** Start DATASET RECORDS **
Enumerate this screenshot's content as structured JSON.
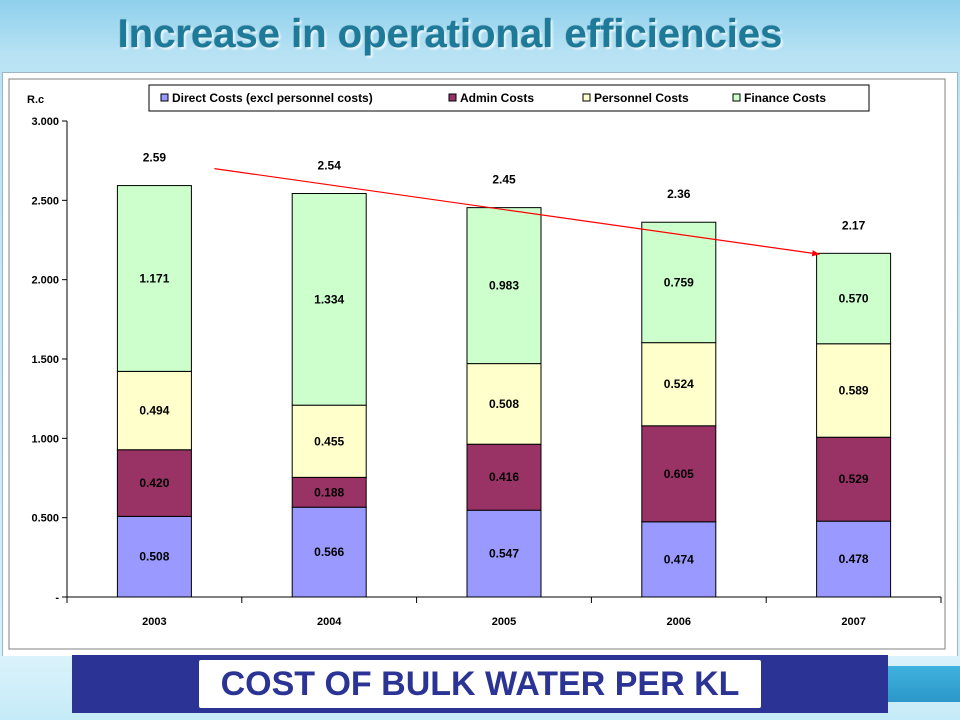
{
  "slide": {
    "title": "Increase in operational efficiencies",
    "footer": "COST OF BULK WATER PER KL"
  },
  "chart_data": {
    "type": "bar",
    "stacked": true,
    "ylabel": "R.c",
    "ylim": [
      0,
      3.0
    ],
    "yticks": [
      "-",
      "0.500",
      "1.000",
      "1.500",
      "2.000",
      "2.500",
      "3.000"
    ],
    "categories": [
      "2003",
      "2004",
      "2005",
      "2006",
      "2007"
    ],
    "series": [
      {
        "name": "Direct Costs (excl personnel costs)",
        "color": "#9999ff",
        "values": [
          0.508,
          0.566,
          0.547,
          0.474,
          0.478
        ],
        "labels": [
          "0.508",
          "0.566",
          "0.547",
          "0.474",
          "0.478"
        ]
      },
      {
        "name": "Admin Costs",
        "color": "#993366",
        "values": [
          0.42,
          0.188,
          0.416,
          0.605,
          0.529
        ],
        "labels": [
          "0.420",
          "0.188",
          "0.416",
          "0.605",
          "0.529"
        ]
      },
      {
        "name": "Personnel Costs",
        "color": "#ffffcc",
        "values": [
          0.494,
          0.455,
          0.508,
          0.524,
          0.589
        ],
        "labels": [
          "0.494",
          "0.455",
          "0.508",
          "0.524",
          "0.589"
        ]
      },
      {
        "name": "Finance Costs",
        "color": "#ccffcc",
        "values": [
          1.171,
          1.334,
          0.983,
          0.759,
          0.57
        ],
        "labels": [
          "1.171",
          "1.334",
          "0.983",
          "0.759",
          "0.570"
        ]
      }
    ],
    "totals": [
      "2.59",
      "2.54",
      "2.45",
      "2.36",
      "2.17"
    ],
    "trend_arrow": {
      "color": "#ff0000",
      "from_category": "2003",
      "to_category": "2007",
      "from_value": 2.7,
      "to_value": 2.16
    },
    "legend_position": "top",
    "grid": false
  }
}
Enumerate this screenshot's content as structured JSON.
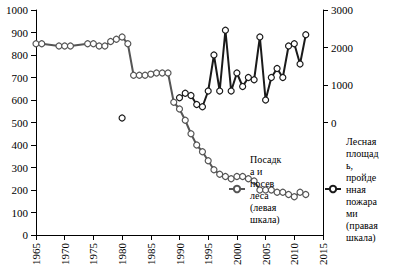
** End DATASET RECORDS **
### TASK STATEMENT
Track down every line holding the string "name" and copy it.

### SOLVED EXERCISE
        "name": "Direct Costs (excl personnel costs)",
        "name": "Admin Costs",
        "name": "Personnel Costs",
        "name": "Finance Costs",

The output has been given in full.